● **EXERCISE DESCRIPTION**:
Filter the listing below, copying every line in which the word "this" appears.

***

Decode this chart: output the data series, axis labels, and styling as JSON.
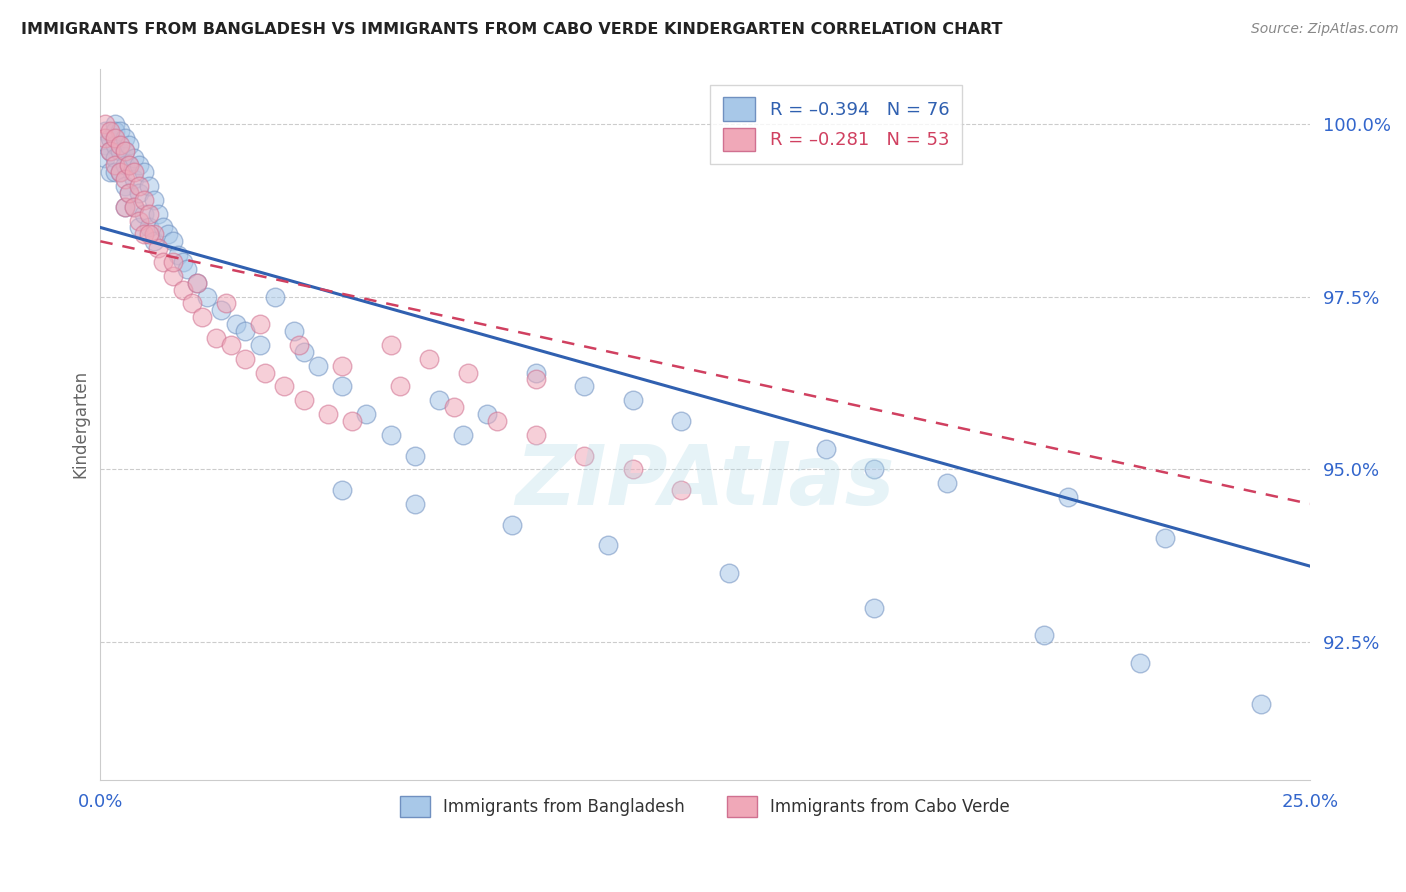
{
  "title": "IMMIGRANTS FROM BANGLADESH VS IMMIGRANTS FROM CABO VERDE KINDERGARTEN CORRELATION CHART",
  "source": "Source: ZipAtlas.com",
  "ylabel": "Kindergarten",
  "xlim": [
    0.0,
    0.25
  ],
  "ylim": [
    0.905,
    1.008
  ],
  "yticks": [
    0.925,
    0.95,
    0.975,
    1.0
  ],
  "ytick_labels": [
    "92.5%",
    "95.0%",
    "97.5%",
    "100.0%"
  ],
  "xticks": [
    0.0,
    0.05,
    0.1,
    0.15,
    0.2,
    0.25
  ],
  "legend_blue_r": "R = –0.394",
  "legend_blue_n": "N = 76",
  "legend_pink_r": "R = –0.281",
  "legend_pink_n": "N = 53",
  "legend_blue_bottom_label": "Immigrants from Bangladesh",
  "legend_pink_bottom_label": "Immigrants from Cabo Verde",
  "blue_color": "#a8c8e8",
  "pink_color": "#f0a8b8",
  "blue_edge_color": "#7090c0",
  "pink_edge_color": "#d07090",
  "blue_line_color": "#3060b0",
  "pink_line_color": "#d04060",
  "watermark": "ZIPAtlas",
  "background_color": "#ffffff",
  "grid_color": "#cccccc",
  "title_color": "#222222",
  "axis_color": "#3366cc",
  "blue_line_x0": 0.0,
  "blue_line_y0": 0.985,
  "blue_line_x1": 0.25,
  "blue_line_y1": 0.936,
  "pink_line_x0": 0.0,
  "pink_line_y0": 0.983,
  "pink_line_x1": 0.25,
  "pink_line_y1": 0.945,
  "blue_scatter_x": [
    0.001,
    0.001,
    0.001,
    0.002,
    0.002,
    0.002,
    0.003,
    0.003,
    0.003,
    0.003,
    0.003,
    0.004,
    0.004,
    0.004,
    0.005,
    0.005,
    0.005,
    0.005,
    0.005,
    0.006,
    0.006,
    0.006,
    0.007,
    0.007,
    0.007,
    0.008,
    0.008,
    0.008,
    0.009,
    0.009,
    0.01,
    0.01,
    0.011,
    0.011,
    0.012,
    0.013,
    0.014,
    0.015,
    0.016,
    0.017,
    0.018,
    0.02,
    0.022,
    0.025,
    0.028,
    0.03,
    0.033,
    0.036,
    0.04,
    0.042,
    0.045,
    0.05,
    0.055,
    0.06,
    0.065,
    0.07,
    0.075,
    0.08,
    0.09,
    0.1,
    0.11,
    0.12,
    0.15,
    0.16,
    0.175,
    0.2,
    0.22,
    0.05,
    0.065,
    0.085,
    0.105,
    0.13,
    0.16,
    0.195,
    0.215,
    0.24
  ],
  "blue_scatter_y": [
    0.999,
    0.997,
    0.995,
    0.998,
    0.993,
    0.996,
    1.0,
    0.999,
    0.997,
    0.995,
    0.993,
    0.999,
    0.996,
    0.993,
    0.998,
    0.996,
    0.994,
    0.991,
    0.988,
    0.997,
    0.994,
    0.99,
    0.995,
    0.992,
    0.988,
    0.994,
    0.99,
    0.985,
    0.993,
    0.987,
    0.991,
    0.985,
    0.989,
    0.983,
    0.987,
    0.985,
    0.984,
    0.983,
    0.981,
    0.98,
    0.979,
    0.977,
    0.975,
    0.973,
    0.971,
    0.97,
    0.968,
    0.975,
    0.97,
    0.967,
    0.965,
    0.962,
    0.958,
    0.955,
    0.952,
    0.96,
    0.955,
    0.958,
    0.964,
    0.962,
    0.96,
    0.957,
    0.953,
    0.95,
    0.948,
    0.946,
    0.94,
    0.947,
    0.945,
    0.942,
    0.939,
    0.935,
    0.93,
    0.926,
    0.922,
    0.916
  ],
  "pink_scatter_x": [
    0.001,
    0.001,
    0.002,
    0.002,
    0.003,
    0.003,
    0.004,
    0.004,
    0.005,
    0.005,
    0.005,
    0.006,
    0.006,
    0.007,
    0.007,
    0.008,
    0.008,
    0.009,
    0.009,
    0.01,
    0.011,
    0.012,
    0.013,
    0.015,
    0.017,
    0.019,
    0.021,
    0.024,
    0.027,
    0.03,
    0.034,
    0.038,
    0.042,
    0.047,
    0.052,
    0.06,
    0.068,
    0.076,
    0.09,
    0.01,
    0.015,
    0.02,
    0.026,
    0.033,
    0.041,
    0.05,
    0.062,
    0.073,
    0.082,
    0.09,
    0.1,
    0.11,
    0.12
  ],
  "pink_scatter_y": [
    1.0,
    0.998,
    0.999,
    0.996,
    0.998,
    0.994,
    0.997,
    0.993,
    0.996,
    0.992,
    0.988,
    0.994,
    0.99,
    0.993,
    0.988,
    0.991,
    0.986,
    0.989,
    0.984,
    0.987,
    0.984,
    0.982,
    0.98,
    0.978,
    0.976,
    0.974,
    0.972,
    0.969,
    0.968,
    0.966,
    0.964,
    0.962,
    0.96,
    0.958,
    0.957,
    0.968,
    0.966,
    0.964,
    0.963,
    0.984,
    0.98,
    0.977,
    0.974,
    0.971,
    0.968,
    0.965,
    0.962,
    0.959,
    0.957,
    0.955,
    0.952,
    0.95,
    0.947
  ]
}
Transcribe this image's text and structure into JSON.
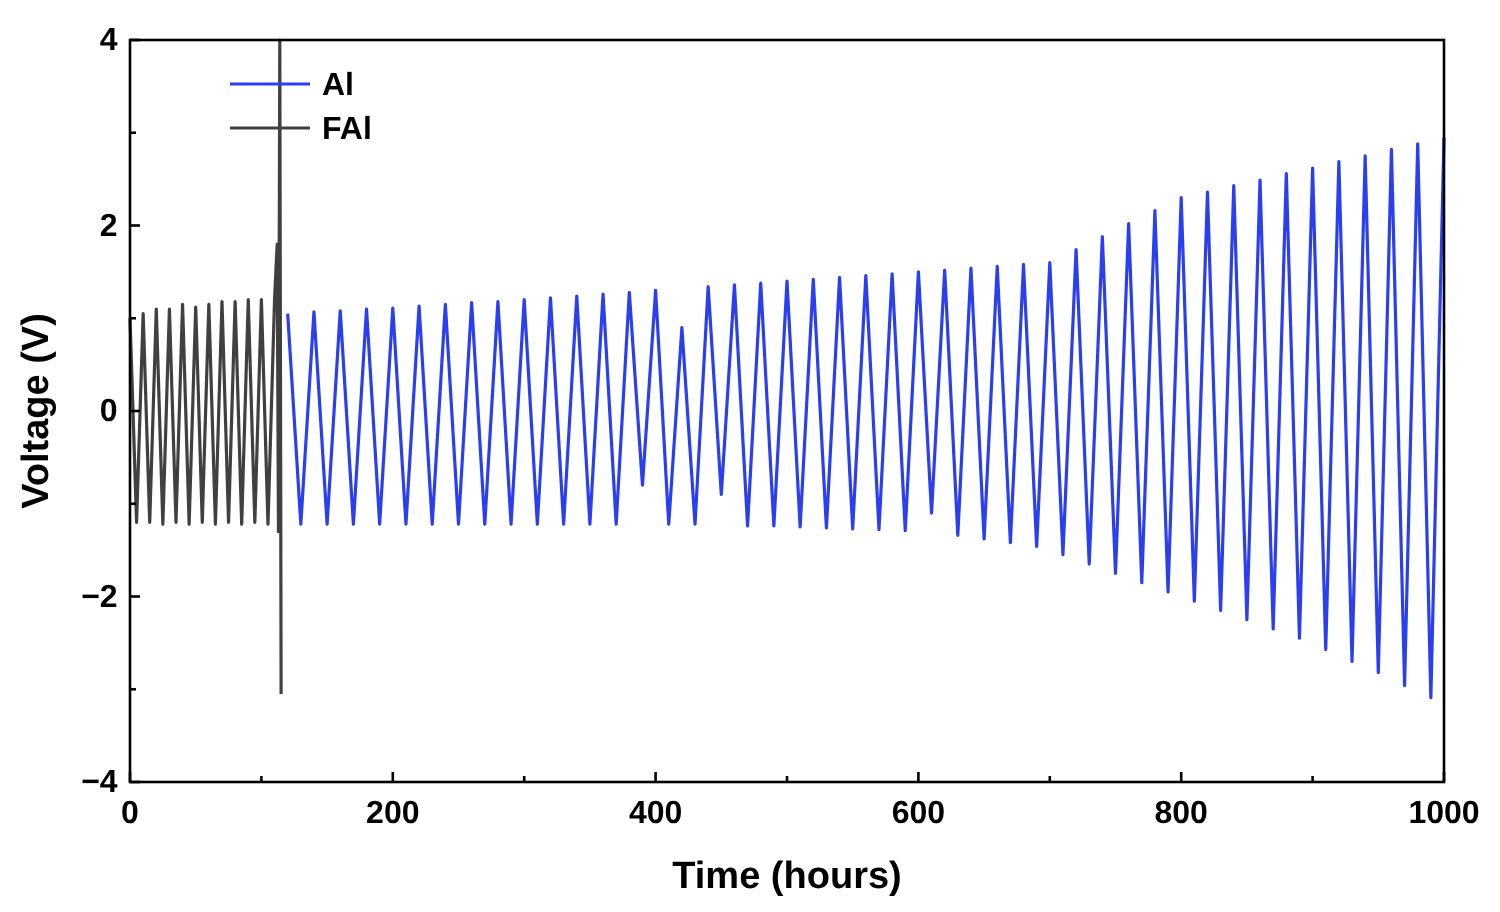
{
  "chart_data": {
    "type": "line",
    "xlabel": "Time (hours)",
    "ylabel": "Voltage (V)",
    "xlim": [
      0,
      1000
    ],
    "ylim": [
      -4,
      4
    ],
    "xticks": [
      0,
      {
        "value": 100,
        "label": null
      },
      200,
      {
        "value": 300,
        "label": null
      },
      400,
      {
        "value": 500,
        "label": null
      },
      600,
      {
        "value": 700,
        "label": null
      },
      800,
      {
        "value": 900,
        "label": null
      },
      1000
    ],
    "yticks": [
      {
        "value": -4,
        "label": "−4"
      },
      {
        "value": -3,
        "label": null
      },
      {
        "value": -2,
        "label": "−2"
      },
      {
        "value": -1,
        "label": null
      },
      0,
      {
        "value": 1,
        "label": null
      },
      2,
      {
        "value": 3,
        "label": null
      },
      4
    ],
    "grid": false,
    "legend": "top left",
    "marker": "none",
    "line_style": "solid",
    "series": [
      {
        "name": "Al",
        "color": "#2a3ff2",
        "x": [
          120,
          130,
          140,
          150,
          160,
          170,
          180,
          190,
          200,
          210,
          220,
          230,
          240,
          250,
          260,
          270,
          280,
          290,
          300,
          310,
          320,
          330,
          340,
          350,
          360,
          370,
          380,
          390,
          400,
          410,
          420,
          430,
          440,
          450,
          460,
          470,
          480,
          490,
          500,
          510,
          520,
          530,
          540,
          550,
          560,
          570,
          580,
          590,
          600,
          610,
          620,
          630,
          640,
          650,
          660,
          670,
          680,
          690,
          700,
          710,
          720,
          730,
          740,
          750,
          760,
          770,
          780,
          790,
          800,
          810,
          820,
          830,
          840,
          850,
          860,
          870,
          880,
          890,
          900,
          910,
          920,
          930,
          940,
          950,
          960,
          970,
          980,
          990,
          1000
        ],
        "values": [
          1.05,
          -1.22,
          1.07,
          -1.22,
          1.08,
          -1.22,
          1.1,
          -1.22,
          1.11,
          -1.22,
          1.13,
          -1.22,
          1.15,
          -1.22,
          1.17,
          -1.22,
          1.18,
          -1.22,
          1.2,
          -1.22,
          1.22,
          -1.22,
          1.24,
          -1.22,
          1.26,
          -1.22,
          1.28,
          -0.8,
          1.3,
          -1.22,
          0.9,
          -1.22,
          1.34,
          -0.9,
          1.36,
          -1.24,
          1.38,
          -1.24,
          1.4,
          -1.25,
          1.42,
          -1.26,
          1.44,
          -1.27,
          1.46,
          -1.28,
          1.48,
          -1.29,
          1.5,
          -1.1,
          1.52,
          -1.34,
          1.54,
          -1.38,
          1.56,
          -1.42,
          1.58,
          -1.46,
          1.6,
          -1.55,
          1.74,
          -1.65,
          1.88,
          -1.75,
          2.02,
          -1.85,
          2.16,
          -1.95,
          2.3,
          -2.05,
          2.36,
          -2.15,
          2.43,
          -2.25,
          2.49,
          -2.35,
          2.56,
          -2.45,
          2.62,
          -2.57,
          2.69,
          -2.7,
          2.75,
          -2.82,
          2.82,
          -2.96,
          2.88,
          -3.09,
          2.95
        ]
      },
      {
        "name": "FAl",
        "color": "#404040",
        "x": [
          0,
          5,
          10,
          15,
          20,
          25,
          30,
          35,
          40,
          45,
          50,
          55,
          60,
          65,
          70,
          75,
          80,
          85,
          90,
          95,
          100,
          105,
          110,
          112,
          113,
          114,
          115
        ],
        "values": [
          1.0,
          -1.2,
          1.05,
          -1.2,
          1.1,
          -1.22,
          1.1,
          -1.2,
          1.15,
          -1.22,
          1.12,
          -1.2,
          1.15,
          -1.22,
          1.18,
          -1.2,
          1.18,
          -1.22,
          1.2,
          -1.2,
          1.2,
          -1.22,
          1.2,
          1.8,
          -1.3,
          4,
          -3.05
        ]
      }
    ]
  }
}
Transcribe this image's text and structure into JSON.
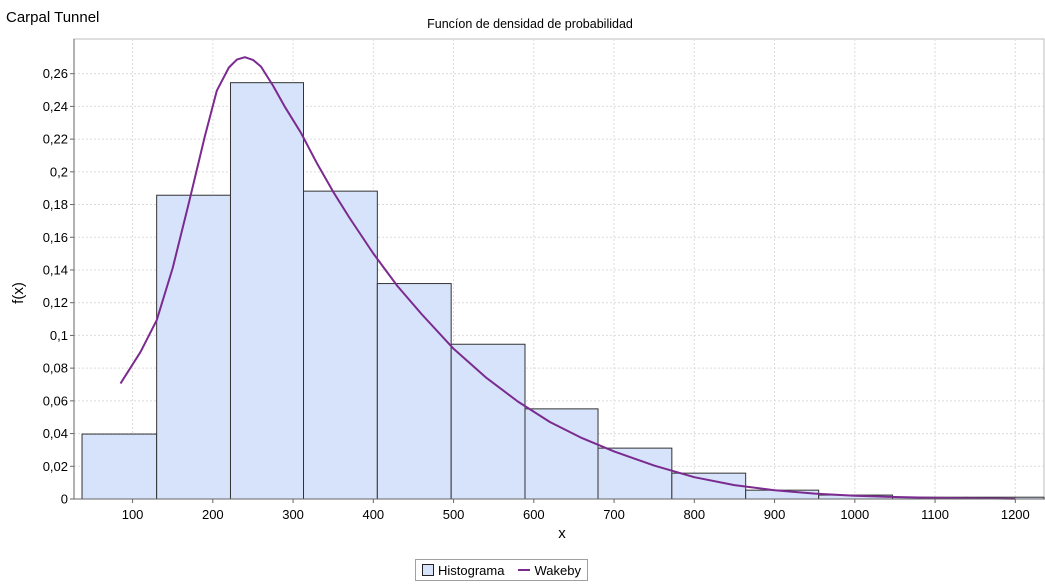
{
  "page_title": "Carpal Tunnel",
  "chart_data": {
    "type": "bar",
    "title": "Funcíon de densidad de probabilidad",
    "xlabel": "x",
    "ylabel": "f(x)",
    "xlim": [
      27,
      1237
    ],
    "ylim": [
      0,
      0.2812
    ],
    "grid": true,
    "legend_position": "bottom-center",
    "xticks": [
      100,
      200,
      300,
      400,
      500,
      600,
      700,
      800,
      900,
      1000,
      1100,
      1200
    ],
    "xtick_labels": [
      "100",
      "200",
      "300",
      "400",
      "500",
      "600",
      "700",
      "800",
      "900",
      "1000",
      "1100",
      "1200"
    ],
    "yticks": [
      0,
      0.02,
      0.04,
      0.06,
      0.08,
      0.1,
      0.12,
      0.14,
      0.16,
      0.18,
      0.2,
      0.22,
      0.24,
      0.26
    ],
    "ytick_labels": [
      "0",
      "0,02",
      "0,04",
      "0,06",
      "0,08",
      "0,1",
      "0,12",
      "0,14",
      "0,16",
      "0,18",
      "0,2",
      "0,22",
      "0,24",
      "0,26"
    ],
    "histogram": {
      "name": "Histograma",
      "color": "#d6e3fa",
      "edge_color": "#333333",
      "bins": [
        {
          "x0": 37,
          "x1": 130,
          "y": 0.0397
        },
        {
          "x0": 130,
          "x1": 222,
          "y": 0.1857
        },
        {
          "x0": 222,
          "x1": 313,
          "y": 0.2545
        },
        {
          "x0": 313,
          "x1": 405,
          "y": 0.1882
        },
        {
          "x0": 405,
          "x1": 497,
          "y": 0.1317
        },
        {
          "x0": 497,
          "x1": 589,
          "y": 0.0946
        },
        {
          "x0": 589,
          "x1": 680,
          "y": 0.0551
        },
        {
          "x0": 680,
          "x1": 772,
          "y": 0.0311
        },
        {
          "x0": 772,
          "x1": 864,
          "y": 0.0158
        },
        {
          "x0": 864,
          "x1": 955,
          "y": 0.0054
        },
        {
          "x0": 955,
          "x1": 1047,
          "y": 0.0024
        },
        {
          "x0": 1047,
          "x1": 1139,
          "y": 0.0011
        },
        {
          "x0": 1139,
          "x1": 1237,
          "y": 0.0011
        }
      ]
    },
    "series": [
      {
        "name": "Wakeby",
        "type": "line",
        "color": "#7b2a8f",
        "x": [
          85,
          110,
          130,
          150,
          170,
          190,
          205,
          220,
          230,
          240,
          250,
          260,
          275,
          290,
          310,
          330,
          350,
          370,
          400,
          430,
          460,
          500,
          540,
          580,
          620,
          660,
          700,
          750,
          800,
          850,
          900,
          950,
          1000,
          1050,
          1100,
          1150,
          1200
        ],
        "y": [
          0.0706,
          0.09,
          0.1093,
          0.1412,
          0.1809,
          0.2216,
          0.2496,
          0.2638,
          0.2686,
          0.2701,
          0.2684,
          0.2643,
          0.2527,
          0.2395,
          0.2237,
          0.2049,
          0.1878,
          0.1721,
          0.1501,
          0.1302,
          0.1131,
          0.0918,
          0.0744,
          0.0596,
          0.0471,
          0.0372,
          0.0291,
          0.0204,
          0.0133,
          0.0085,
          0.0053,
          0.0033,
          0.002,
          0.0012,
          0.0007,
          0.0004,
          0.0002
        ]
      }
    ]
  }
}
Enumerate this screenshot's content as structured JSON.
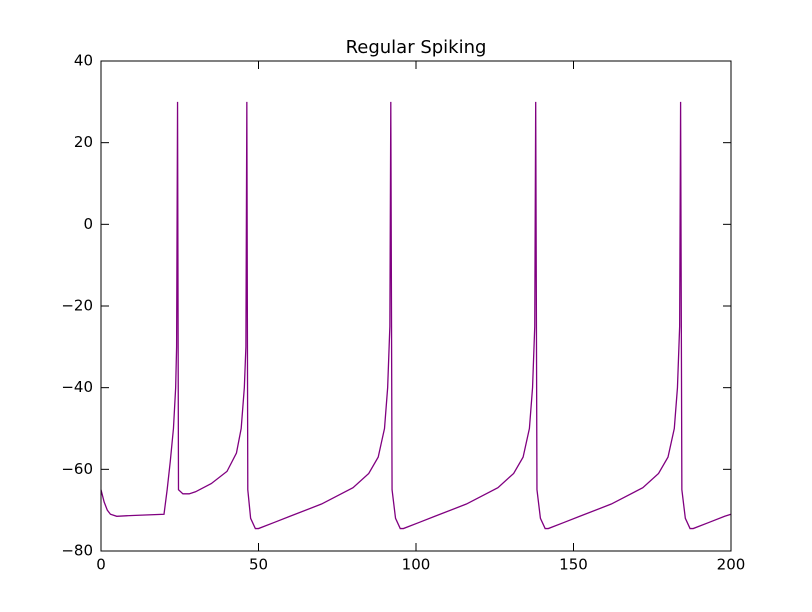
{
  "chart_data": {
    "type": "line",
    "title": "Regular Spiking",
    "x": [
      0,
      1,
      2,
      3,
      5,
      10,
      20,
      21,
      22,
      23,
      23.7,
      24,
      24.3,
      24.6,
      26,
      28,
      30,
      35,
      40,
      43,
      44.5,
      45.5,
      46,
      46.3,
      46.6,
      47.5,
      49,
      50,
      55,
      60,
      70,
      80,
      85,
      88,
      90,
      91,
      91.7,
      92,
      92.4,
      93.5,
      95,
      96,
      101,
      106,
      116,
      126,
      131,
      134,
      136,
      137,
      137.7,
      138,
      138.4,
      139.5,
      141,
      142,
      147,
      152,
      162,
      172,
      177,
      180,
      182,
      183,
      183.7,
      184,
      184.4,
      185.5,
      187,
      188,
      193,
      198,
      200
    ],
    "series": [
      {
        "color": "#800080",
        "values": [
          -65,
          -68,
          -70,
          -71,
          -71.5,
          -71.3,
          -71,
          -65,
          -58,
          -50,
          -40,
          -30,
          30,
          -65,
          -66,
          -66,
          -65.5,
          -63.5,
          -60.5,
          -56,
          -50,
          -40,
          -30,
          30,
          -65,
          -72,
          -74.5,
          -74.5,
          -73,
          -71.5,
          -68.5,
          -64.5,
          -61,
          -57,
          -50,
          -40,
          -25,
          30,
          -65,
          -72,
          -74.5,
          -74.5,
          -73,
          -71.5,
          -68.5,
          -64.5,
          -61,
          -57,
          -50,
          -40,
          -25,
          30,
          -65,
          -72,
          -74.5,
          -74.5,
          -73,
          -71.5,
          -68.5,
          -64.5,
          -61,
          -57,
          -50,
          -40,
          -25,
          30,
          -65,
          -72,
          -74.5,
          -74.5,
          -73,
          -71.5,
          -71
        ]
      }
    ],
    "xlim": [
      0,
      200
    ],
    "xticks": [
      0,
      50,
      100,
      150,
      200
    ],
    "ylim": [
      -80,
      40
    ],
    "yticks": [
      {
        "value": -80,
        "label": "−80"
      },
      {
        "value": -60,
        "label": "−60"
      },
      {
        "value": -40,
        "label": "−40"
      },
      {
        "value": -20,
        "label": "−20"
      },
      0,
      20,
      40
    ],
    "grid": false
  }
}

***

● **WORKED SOLUTION**:
Decode this chart: output the data series, axis labels, and styling as JSON.
Transcribe this image's text and structure into JSON.
Transcribe this image's text and structure into JSON.
Enumerate this screenshot's content as structured JSON.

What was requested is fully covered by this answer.